## Work instructions
Go through the entries below and retype them exactly, omitting each picture.

## Dataset entries
==============================

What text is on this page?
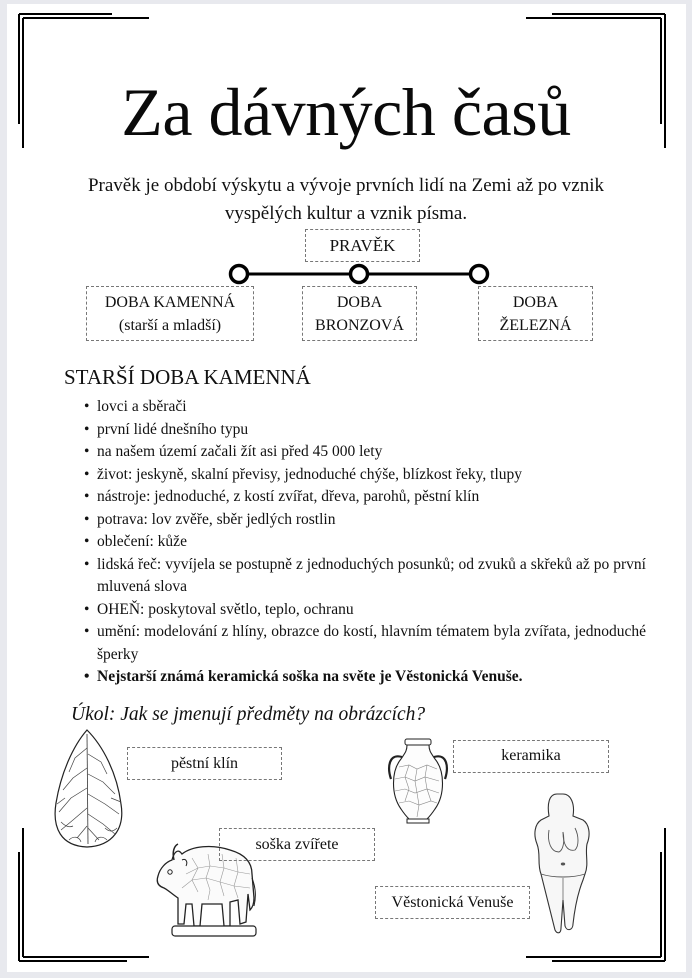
Za dávných časů
Pravěk je období výskytu a vývoje prvních lidí na Zemi až po vznik vyspělých kultur a vznik písma.
PRAVĚK
DOBA KAMENNÁ
(starší a mladší)
DOBA
BRONZOVÁ
DOBA
ŽELEZNÁ
STARŠÍ DOBA KAMENNÁ
• lovci a sběrači
• první lidé dnešního typu
• na našem území začali žít asi před 45 000 lety
• život: jeskyně, skalní převisy, jednoduché chýše, blízkost řeky, tlupy
• nástroje: jednoduché, z kostí zvířat, dřeva, parohů, pěstní klín
• potrava: lov zvěře, sběr jedlých rostlin
• oblečení: kůže
• lidská řeč: vyvíjela se postupně z jednoduchých posunků; od zvuků a skřeků až po první mluvená slova
• OHEŇ: poskytoval světlo, teplo, ochranu
• umění: modelování z hlíny, obrazce do kostí, hlavním tématem byla zvířata, jednoduché šperky
• Nejstarší známá keramická soška na světe je Věstonická Venuše.
Úkol: Jak se jmenují předměty na obrázcích?
pěstní klín	keramika
soška zvířete
Věstonická Venuše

==============================

## Result below
What text is on this page?
Za dávných časů
Pravěk je období výskytu a vývoje prvních lidí na Zemi až po vznik vyspělých kultur a vznik písma.
PRAVĚK
DOBA KAMENNÁ
(starší a mladší)
DOBA
BRONZOVÁ
DOBA
ŽELEZNÁ
STARŠÍ DOBA KAMENNÁ
• lovci a sběrači
• první lidé dnešního typu
• na našem území začali žít asi před 45 000 lety
• život: jeskyně, skalní převisy, jednoduché chýše, blízkost řeky, tlupy
• nástroje: jednoduché, z kostí zvířat, dřeva, parohů, pěstní klín
• potrava: lov zvěře, sběr jedlých rostlin
• oblečení: kůže
• lidská řeč: vyvíjela se postupně z jednoduchých posunků; od zvuků a skřeků až po první mluvená slova
• OHEŇ: poskytoval světlo, teplo, ochranu
• umění: modelování z hlíny, obrazce do kostí, hlavním tématem byla zvířata, jednoduché šperky
• Nejstarší známá keramická soška na světe je Věstonická Venuše.
Úkol: Jak se jmenují předměty na obrázcích?
pěstní klín	keramika
soška zvířete
Věstonická Venuše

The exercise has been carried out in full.